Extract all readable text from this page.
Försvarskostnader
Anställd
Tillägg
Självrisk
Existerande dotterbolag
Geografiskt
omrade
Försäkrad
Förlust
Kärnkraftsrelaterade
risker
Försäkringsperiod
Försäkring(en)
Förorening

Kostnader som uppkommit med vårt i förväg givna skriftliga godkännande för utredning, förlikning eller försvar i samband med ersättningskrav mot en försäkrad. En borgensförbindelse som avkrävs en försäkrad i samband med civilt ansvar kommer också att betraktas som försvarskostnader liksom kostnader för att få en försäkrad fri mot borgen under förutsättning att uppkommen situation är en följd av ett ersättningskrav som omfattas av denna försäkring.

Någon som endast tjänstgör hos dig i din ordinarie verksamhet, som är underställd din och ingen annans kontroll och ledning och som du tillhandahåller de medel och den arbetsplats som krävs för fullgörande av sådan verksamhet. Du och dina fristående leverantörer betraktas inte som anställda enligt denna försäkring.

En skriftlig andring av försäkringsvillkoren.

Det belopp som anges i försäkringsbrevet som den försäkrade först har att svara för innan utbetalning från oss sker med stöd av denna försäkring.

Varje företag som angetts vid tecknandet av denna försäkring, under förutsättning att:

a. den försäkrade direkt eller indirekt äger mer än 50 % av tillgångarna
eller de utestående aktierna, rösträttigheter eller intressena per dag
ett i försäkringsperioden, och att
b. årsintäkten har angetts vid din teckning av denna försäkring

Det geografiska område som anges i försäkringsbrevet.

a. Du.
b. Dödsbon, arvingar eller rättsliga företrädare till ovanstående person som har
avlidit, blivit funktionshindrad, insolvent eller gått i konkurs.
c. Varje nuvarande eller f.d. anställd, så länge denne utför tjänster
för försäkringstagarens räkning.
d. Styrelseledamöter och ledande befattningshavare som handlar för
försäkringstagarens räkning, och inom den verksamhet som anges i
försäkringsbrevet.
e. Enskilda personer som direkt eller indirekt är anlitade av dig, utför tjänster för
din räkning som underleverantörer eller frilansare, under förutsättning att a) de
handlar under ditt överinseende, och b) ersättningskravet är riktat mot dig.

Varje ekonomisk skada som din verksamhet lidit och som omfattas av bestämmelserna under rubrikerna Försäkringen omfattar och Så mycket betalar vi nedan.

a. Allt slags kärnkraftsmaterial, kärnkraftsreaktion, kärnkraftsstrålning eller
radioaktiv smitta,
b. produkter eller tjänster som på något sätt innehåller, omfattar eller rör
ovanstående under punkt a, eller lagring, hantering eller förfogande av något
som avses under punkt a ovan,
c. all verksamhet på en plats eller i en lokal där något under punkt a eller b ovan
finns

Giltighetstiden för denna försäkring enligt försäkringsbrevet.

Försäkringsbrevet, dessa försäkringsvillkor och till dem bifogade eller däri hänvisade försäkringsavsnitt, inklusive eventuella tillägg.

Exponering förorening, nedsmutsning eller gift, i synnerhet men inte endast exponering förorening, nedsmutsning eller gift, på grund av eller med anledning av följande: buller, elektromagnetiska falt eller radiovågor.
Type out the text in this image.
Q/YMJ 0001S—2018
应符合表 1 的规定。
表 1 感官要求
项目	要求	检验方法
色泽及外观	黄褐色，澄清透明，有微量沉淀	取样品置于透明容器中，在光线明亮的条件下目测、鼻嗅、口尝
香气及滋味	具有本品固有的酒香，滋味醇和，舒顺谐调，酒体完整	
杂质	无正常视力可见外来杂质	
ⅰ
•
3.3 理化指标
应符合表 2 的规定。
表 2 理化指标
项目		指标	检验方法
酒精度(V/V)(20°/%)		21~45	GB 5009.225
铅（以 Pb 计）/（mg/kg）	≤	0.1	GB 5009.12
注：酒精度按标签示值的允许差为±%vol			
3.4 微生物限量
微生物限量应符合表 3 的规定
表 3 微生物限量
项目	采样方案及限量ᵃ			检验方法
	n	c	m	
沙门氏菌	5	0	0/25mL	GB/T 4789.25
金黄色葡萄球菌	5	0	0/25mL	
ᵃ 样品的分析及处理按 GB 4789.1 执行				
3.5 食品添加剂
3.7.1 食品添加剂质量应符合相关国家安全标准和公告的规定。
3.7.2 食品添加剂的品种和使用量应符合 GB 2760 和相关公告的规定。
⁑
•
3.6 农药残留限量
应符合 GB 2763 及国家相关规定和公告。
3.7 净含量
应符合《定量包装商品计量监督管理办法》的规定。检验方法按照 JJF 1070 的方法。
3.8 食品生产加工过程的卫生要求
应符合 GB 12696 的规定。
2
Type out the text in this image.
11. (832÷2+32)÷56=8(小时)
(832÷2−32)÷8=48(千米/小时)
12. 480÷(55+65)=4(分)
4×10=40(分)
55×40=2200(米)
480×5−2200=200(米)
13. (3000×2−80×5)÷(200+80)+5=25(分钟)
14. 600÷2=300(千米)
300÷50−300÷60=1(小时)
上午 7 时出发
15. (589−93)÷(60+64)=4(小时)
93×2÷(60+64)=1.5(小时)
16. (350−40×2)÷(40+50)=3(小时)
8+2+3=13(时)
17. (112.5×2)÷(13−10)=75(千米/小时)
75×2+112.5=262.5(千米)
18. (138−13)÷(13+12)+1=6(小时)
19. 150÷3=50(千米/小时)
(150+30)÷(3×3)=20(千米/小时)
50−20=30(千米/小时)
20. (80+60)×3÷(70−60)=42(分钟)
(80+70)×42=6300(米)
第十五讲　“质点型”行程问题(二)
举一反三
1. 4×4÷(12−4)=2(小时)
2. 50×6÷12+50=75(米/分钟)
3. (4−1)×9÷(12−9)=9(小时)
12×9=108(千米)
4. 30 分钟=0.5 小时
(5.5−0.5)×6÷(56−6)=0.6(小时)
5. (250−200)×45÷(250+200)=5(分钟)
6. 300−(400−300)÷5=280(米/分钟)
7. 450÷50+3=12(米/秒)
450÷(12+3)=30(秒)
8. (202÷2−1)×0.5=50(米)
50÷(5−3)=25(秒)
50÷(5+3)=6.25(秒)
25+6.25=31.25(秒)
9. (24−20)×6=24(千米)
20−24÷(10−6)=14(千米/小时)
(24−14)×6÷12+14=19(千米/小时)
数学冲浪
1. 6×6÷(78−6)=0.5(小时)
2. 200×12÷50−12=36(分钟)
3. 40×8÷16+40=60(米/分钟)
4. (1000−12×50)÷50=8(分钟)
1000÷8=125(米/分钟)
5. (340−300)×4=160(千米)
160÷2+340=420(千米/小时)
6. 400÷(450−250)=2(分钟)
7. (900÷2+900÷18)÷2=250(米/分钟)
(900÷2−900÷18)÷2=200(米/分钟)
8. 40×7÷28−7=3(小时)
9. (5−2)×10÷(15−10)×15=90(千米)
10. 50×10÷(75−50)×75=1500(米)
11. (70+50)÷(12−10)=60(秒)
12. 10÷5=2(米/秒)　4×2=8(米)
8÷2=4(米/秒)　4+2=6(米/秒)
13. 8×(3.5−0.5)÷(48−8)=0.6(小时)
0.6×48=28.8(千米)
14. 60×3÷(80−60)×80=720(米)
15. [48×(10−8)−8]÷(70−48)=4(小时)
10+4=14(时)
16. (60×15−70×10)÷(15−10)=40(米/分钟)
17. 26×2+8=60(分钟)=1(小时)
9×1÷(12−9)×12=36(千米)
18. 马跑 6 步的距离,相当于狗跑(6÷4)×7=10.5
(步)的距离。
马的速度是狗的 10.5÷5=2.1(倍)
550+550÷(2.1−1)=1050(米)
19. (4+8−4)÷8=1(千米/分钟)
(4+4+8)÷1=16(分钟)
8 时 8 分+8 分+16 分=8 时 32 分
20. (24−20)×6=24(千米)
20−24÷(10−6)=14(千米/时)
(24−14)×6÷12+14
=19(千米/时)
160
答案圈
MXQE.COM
------------------------------------------------
● Task details: State how many lines of the material contain the string "omfattar", with no other words.

● The solution: 2